- _Work to be completed_
Write out every entry word for word.

☆ ☆ ☆

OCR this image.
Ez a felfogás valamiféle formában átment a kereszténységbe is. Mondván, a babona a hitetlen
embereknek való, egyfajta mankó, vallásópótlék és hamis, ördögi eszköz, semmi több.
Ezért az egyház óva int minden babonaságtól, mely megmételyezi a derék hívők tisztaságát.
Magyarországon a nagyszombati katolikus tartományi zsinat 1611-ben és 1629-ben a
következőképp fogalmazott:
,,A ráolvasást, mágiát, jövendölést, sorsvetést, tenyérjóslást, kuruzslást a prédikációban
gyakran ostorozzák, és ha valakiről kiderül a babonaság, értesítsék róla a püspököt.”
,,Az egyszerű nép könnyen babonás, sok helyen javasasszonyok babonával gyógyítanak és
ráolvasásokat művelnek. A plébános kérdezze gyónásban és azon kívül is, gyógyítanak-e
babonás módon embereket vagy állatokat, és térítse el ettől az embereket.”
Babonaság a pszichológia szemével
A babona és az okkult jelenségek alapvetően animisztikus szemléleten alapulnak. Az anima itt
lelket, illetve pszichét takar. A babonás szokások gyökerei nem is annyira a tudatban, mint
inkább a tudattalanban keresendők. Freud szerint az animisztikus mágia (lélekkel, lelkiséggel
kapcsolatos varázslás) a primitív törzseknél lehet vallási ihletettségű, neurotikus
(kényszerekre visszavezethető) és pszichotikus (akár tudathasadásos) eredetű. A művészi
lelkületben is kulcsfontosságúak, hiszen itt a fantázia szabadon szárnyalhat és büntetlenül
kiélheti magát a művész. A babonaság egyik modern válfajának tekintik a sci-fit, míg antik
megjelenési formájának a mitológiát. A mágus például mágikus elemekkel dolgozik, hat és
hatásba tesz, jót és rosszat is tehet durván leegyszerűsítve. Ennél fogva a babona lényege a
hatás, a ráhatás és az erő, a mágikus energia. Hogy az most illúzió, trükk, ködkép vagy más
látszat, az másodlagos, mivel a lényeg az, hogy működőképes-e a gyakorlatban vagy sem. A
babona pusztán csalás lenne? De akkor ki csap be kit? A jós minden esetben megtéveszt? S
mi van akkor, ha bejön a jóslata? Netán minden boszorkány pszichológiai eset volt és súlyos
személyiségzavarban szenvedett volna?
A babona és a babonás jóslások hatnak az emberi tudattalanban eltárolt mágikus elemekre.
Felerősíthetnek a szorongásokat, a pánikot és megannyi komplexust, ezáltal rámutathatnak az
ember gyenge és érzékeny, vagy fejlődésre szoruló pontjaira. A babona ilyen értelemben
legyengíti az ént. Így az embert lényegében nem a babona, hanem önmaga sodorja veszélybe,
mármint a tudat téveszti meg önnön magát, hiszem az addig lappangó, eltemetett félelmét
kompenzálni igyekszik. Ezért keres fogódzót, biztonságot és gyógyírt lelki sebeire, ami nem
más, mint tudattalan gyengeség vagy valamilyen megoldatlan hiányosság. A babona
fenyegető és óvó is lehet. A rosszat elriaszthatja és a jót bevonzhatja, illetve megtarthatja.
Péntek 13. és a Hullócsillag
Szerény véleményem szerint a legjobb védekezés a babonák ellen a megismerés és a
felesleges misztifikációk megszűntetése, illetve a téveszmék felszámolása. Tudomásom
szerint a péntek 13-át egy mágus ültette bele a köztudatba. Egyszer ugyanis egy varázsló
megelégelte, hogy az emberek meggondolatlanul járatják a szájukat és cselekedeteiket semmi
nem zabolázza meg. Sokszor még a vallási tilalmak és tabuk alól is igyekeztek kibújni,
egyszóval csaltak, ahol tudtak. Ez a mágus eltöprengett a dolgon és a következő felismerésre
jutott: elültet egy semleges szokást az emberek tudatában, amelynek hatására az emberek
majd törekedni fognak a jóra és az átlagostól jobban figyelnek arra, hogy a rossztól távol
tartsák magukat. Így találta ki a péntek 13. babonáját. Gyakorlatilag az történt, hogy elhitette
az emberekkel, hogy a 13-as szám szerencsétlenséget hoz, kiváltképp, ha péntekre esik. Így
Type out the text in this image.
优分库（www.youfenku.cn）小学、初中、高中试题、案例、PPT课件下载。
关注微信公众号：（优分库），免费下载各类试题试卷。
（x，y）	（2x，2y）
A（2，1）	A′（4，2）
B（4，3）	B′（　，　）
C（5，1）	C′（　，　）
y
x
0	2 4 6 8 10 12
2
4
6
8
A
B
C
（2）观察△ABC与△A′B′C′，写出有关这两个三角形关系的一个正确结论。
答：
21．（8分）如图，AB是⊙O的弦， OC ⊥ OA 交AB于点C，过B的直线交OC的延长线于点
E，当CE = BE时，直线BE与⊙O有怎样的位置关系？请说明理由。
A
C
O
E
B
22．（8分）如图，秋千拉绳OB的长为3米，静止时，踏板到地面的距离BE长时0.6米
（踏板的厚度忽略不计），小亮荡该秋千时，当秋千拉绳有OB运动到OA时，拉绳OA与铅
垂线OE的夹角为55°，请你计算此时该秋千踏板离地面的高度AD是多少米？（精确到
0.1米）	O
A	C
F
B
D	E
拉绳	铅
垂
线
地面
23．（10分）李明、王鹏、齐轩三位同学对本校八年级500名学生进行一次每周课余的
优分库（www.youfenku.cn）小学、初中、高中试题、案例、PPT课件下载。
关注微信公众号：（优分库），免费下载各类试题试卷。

☆ ☆ ☆

- _Answer to this exercise_
OCR this image.
Ez a felfogás valamiféle formában átment a kereszténységbe is. Mondván, a babona a hitetlen
embereknek való, egyfajta mankó, vallásópótlék és hamis, ördögi eszköz, semmi több.
Ezért az egyház óva int minden babonaságtól, mely megmételyezi a derék hívők tisztaságát.
Magyarországon a nagyszombati katolikus tartományi zsinat 1611-ben és 1629-ben a
következőképp fogalmazott:
,,A ráolvasást, mágiát, jövendölést, sorsvetést, tenyérjóslást, kuruzslást a prédikációban
gyakran ostorozzák, és ha valakiről kiderül a babonaság, értesítsék róla a püspököt.”
,,Az egyszerű nép könnyen babonás, sok helyen javasasszonyok babonával gyógyítanak és
ráolvasásokat művelnek. A plébános kérdezze gyónásban és azon kívül is, gyógyítanak-e
babonás módon embereket vagy állatokat, és térítse el ettől az embereket.”
Babonaság a pszichológia szemével
A babona és az okkult jelenségek alapvetően animisztikus szemléleten alapulnak. Az anima itt
lelket, illetve pszichét takar. A babonás szokások gyökerei nem is annyira a tudatban, mint
inkább a tudattalanban keresendők. Freud szerint az animisztikus mágia (lélekkel, lelkiséggel
kapcsolatos varázslás) a primitív törzseknél lehet vallási ihletettségű, neurotikus
(kényszerekre visszavezethető) és pszichotikus (akár tudathasadásos) eredetű. A művészi
lelkületben is kulcsfontosságúak, hiszen itt a fantázia szabadon szárnyalhat és büntetlenül
kiélheti magát a művész. A babonaság egyik modern válfajának tekintik a sci-fit, míg antik
megjelenési formájának a mitológiát. A mágus például mágikus elemekkel dolgozik, hat és
hatásba tesz, jót és rosszat is tehet durván leegyszerűsítve. Ennél fogva a babona lényege a
hatás, a ráhatás és az erő, a mágikus energia. Hogy az most illúzió, trükk, ködkép vagy más
látszat, az másodlagos, mivel a lényeg az, hogy működőképes-e a gyakorlatban vagy sem. A
babona pusztán csalás lenne? De akkor ki csap be kit? A jós minden esetben megtéveszt? S
mi van akkor, ha bejön a jóslata? Netán minden boszorkány pszichológiai eset volt és súlyos
személyiségzavarban szenvedett volna?
A babona és a babonás jóslások hatnak az emberi tudattalanban eltárolt mágikus elemekre.
Felerősíthetnek a szorongásokat, a pánikot és megannyi komplexust, ezáltal rámutathatnak az
ember gyenge és érzékeny, vagy fejlődésre szoruló pontjaira. A babona ilyen értelemben
legyengíti az ént. Így az embert lényegében nem a babona, hanem önmaga sodorja veszélybe,
mármint a tudat téveszti meg önnön magát, hiszem az addig lappangó, eltemetett félelmét
kompenzálni igyekszik. Ezért keres fogódzót, biztonságot és gyógyírt lelki sebeire, ami nem
más, mint tudattalan gyengeség vagy valamilyen megoldatlan hiányosság. A babona
fenyegető és óvó is lehet. A rosszat elriaszthatja és a jót bevonzhatja, illetve megtarthatja.
Péntek 13. és a Hullócsillag
Szerény véleményem szerint a legjobb védekezés a babonák ellen a megismerés és a
felesleges misztifikációk megszűntetése, illetve a téveszmék felszámolása. Tudomásom
szerint a péntek 13-át egy mágus ültette bele a köztudatba. Egyszer ugyanis egy varázsló
megelégelte, hogy az emberek meggondolatlanul járatják a szájukat és cselekedeteiket semmi
nem zabolázza meg. Sokszor még a vallási tilalmak és tabuk alól is igyekeztek kibújni,
egyszóval csaltak, ahol tudtak. Ez a mágus eltöprengett a dolgon és a következő felismerésre
jutott: elültet egy semleges szokást az emberek tudatában, amelynek hatására az emberek
majd törekedni fognak a jóra és az átlagostól jobban figyelnek arra, hogy a rossztól távol
tartsák magukat. Így találta ki a péntek 13. babonáját. Gyakorlatilag az történt, hogy elhitette
az emberekkel, hogy a 13-as szám szerencsétlenséget hoz, kiváltképp, ha péntekre esik. Így
Type out the text in this image.
优分库（www.youfenku.cn）小学、初中、高中试题、案例、PPT课件下载。
关注微信公众号：（优分库），免费下载各类试题试卷。
（x，y）	（2x，2y）
A（2，1）	A′（4，2）
B（4，3）	B′（　，　）
C（5，1）	C′（　，　）
y
x
0	2 4 6 8 10 12
2
4
6
8
A
B
C
（2）观察△ABC与△A′B′C′，写出有关这两个三角形关系的一个正确结论。
答：
21．（8分）如图，AB是⊙O的弦， OC ⊥ OA 交AB于点C，过B的直线交OC的延长线于点
E，当CE = BE时，直线BE与⊙O有怎样的位置关系？请说明理由。
A
C
O
E
B
22．（8分）如图，秋千拉绳OB的长为3米，静止时，踏板到地面的距离BE长时0.6米
（踏板的厚度忽略不计），小亮荡该秋千时，当秋千拉绳有OB运动到OA时，拉绳OA与铅
垂线OE的夹角为55°，请你计算此时该秋千踏板离地面的高度AD是多少米？（精确到
0.1米）	O
A	C
F
B
D	E
拉绳	铅
垂
线
地面
23．（10分）李明、王鹏、齐轩三位同学对本校八年级500名学生进行一次每周课余的
优分库（www.youfenku.cn）小学、初中、高中试题、案例、PPT课件下载。
关注微信公众号：（优分库），免费下载各类试题试卷。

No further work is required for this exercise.